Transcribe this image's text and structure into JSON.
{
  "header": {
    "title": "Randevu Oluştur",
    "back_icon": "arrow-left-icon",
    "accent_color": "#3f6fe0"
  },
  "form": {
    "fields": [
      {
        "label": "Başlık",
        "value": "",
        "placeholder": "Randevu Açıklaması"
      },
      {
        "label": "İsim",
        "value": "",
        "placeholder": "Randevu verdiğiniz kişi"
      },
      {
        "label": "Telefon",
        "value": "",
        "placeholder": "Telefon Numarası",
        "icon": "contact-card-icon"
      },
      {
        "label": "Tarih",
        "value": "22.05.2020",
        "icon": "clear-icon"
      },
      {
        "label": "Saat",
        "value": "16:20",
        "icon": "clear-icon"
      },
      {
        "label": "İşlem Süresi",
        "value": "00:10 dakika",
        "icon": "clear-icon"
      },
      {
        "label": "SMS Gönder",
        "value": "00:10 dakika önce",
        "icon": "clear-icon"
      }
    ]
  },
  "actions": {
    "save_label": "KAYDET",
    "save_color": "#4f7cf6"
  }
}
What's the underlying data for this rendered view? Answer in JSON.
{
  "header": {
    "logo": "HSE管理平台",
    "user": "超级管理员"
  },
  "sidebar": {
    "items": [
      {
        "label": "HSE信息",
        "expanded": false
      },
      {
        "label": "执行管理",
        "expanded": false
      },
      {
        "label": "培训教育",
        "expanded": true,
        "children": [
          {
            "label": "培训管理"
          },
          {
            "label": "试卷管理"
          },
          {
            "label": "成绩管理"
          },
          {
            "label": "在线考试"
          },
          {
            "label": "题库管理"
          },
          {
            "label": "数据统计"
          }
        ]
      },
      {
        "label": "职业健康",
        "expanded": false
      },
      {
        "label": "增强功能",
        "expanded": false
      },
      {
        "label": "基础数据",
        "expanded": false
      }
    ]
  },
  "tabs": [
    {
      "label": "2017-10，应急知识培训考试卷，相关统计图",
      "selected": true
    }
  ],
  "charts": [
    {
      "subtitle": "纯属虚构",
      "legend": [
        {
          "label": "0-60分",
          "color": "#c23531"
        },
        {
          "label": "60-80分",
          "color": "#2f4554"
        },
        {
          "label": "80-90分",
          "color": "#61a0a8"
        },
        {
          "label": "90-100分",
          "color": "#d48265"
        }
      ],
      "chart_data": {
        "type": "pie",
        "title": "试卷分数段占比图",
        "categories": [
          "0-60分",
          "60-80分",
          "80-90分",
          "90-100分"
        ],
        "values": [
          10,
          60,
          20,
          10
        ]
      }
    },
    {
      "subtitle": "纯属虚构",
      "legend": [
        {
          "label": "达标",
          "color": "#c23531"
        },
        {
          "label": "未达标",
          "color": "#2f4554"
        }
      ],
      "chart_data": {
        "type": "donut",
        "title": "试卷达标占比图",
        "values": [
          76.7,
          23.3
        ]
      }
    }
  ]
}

+-------+

-- To do --
Transcribe every entry exactly.

-- Written reply --
Transcribe this image's text and structure into JSON.
{
  "header": {
    "title": "Randevu Oluştur",
    "back_icon": "arrow-left-icon",
    "accent_color": "#3f6fe0"
  },
  "form": {
    "fields": [
      {
        "label": "Başlık",
        "value": "",
        "placeholder": "Randevu Açıklaması"
      },
      {
        "label": "İsim",
        "value": "",
        "placeholder": "Randevu verdiğiniz kişi"
      },
      {
        "label": "Telefon",
        "value": "",
        "placeholder": "Telefon Numarası",
        "icon": "contact-card-icon"
      },
      {
        "label": "Tarih",
        "value": "22.05.2020",
        "icon": "clear-icon"
      },
      {
        "label": "Saat",
        "value": "16:20",
        "icon": "clear-icon"
      },
      {
        "label": "İşlem Süresi",
        "value": "00:10 dakika",
        "icon": "clear-icon"
      },
      {
        "label": "SMS Gönder",
        "value": "00:10 dakika önce",
        "icon": "clear-icon"
      }
    ]
  },
  "actions": {
    "save_label": "KAYDET",
    "save_color": "#4f7cf6"
  }
}
What's the underlying data for this rendered view? Answer in JSON.
{
  "header": {
    "logo": "HSE管理平台",
    "user": "超级管理员"
  },
  "sidebar": {
    "items": [
      {
        "label": "HSE信息",
        "expanded": false
      },
      {
        "label": "执行管理",
        "expanded": false
      },
      {
        "label": "培训教育",
        "expanded": true,
        "children": [
          {
            "label": "培训管理"
          },
          {
            "label": "试卷管理"
          },
          {
            "label": "成绩管理"
          },
          {
            "label": "在线考试"
          },
          {
            "label": "题库管理"
          },
          {
            "label": "数据统计"
          }
        ]
      },
      {
        "label": "职业健康",
        "expanded": false
      },
      {
        "label": "增强功能",
        "expanded": false
      },
      {
        "label": "基础数据",
        "expanded": false
      }
    ]
  },
  "tabs": [
    {
      "label": "2017-10，应急知识培训考试卷，相关统计图",
      "selected": true
    }
  ],
  "charts": [
    {
      "subtitle": "纯属虚构",
      "legend": [
        {
          "label": "0-60分",
          "color": "#c23531"
        },
        {
          "label": "60-80分",
          "color": "#2f4554"
        },
        {
          "label": "80-90分",
          "color": "#61a0a8"
        },
        {
          "label": "90-100分",
          "color": "#d48265"
        }
      ],
      "chart_data": {
        "type": "pie",
        "title": "试卷分数段占比图",
        "categories": [
          "0-60分",
          "60-80分",
          "80-90分",
          "90-100分"
        ],
        "values": [
          10,
          60,
          20,
          10
        ]
      }
    },
    {
      "subtitle": "纯属虚构",
      "legend": [
        {
          "label": "达标",
          "color": "#c23531"
        },
        {
          "label": "未达标",
          "color": "#2f4554"
        }
      ],
      "chart_data": {
        "type": "donut",
        "title": "试卷达标占比图",
        "values": [
          76.7,
          23.3
        ]
      }
    }
  ]
}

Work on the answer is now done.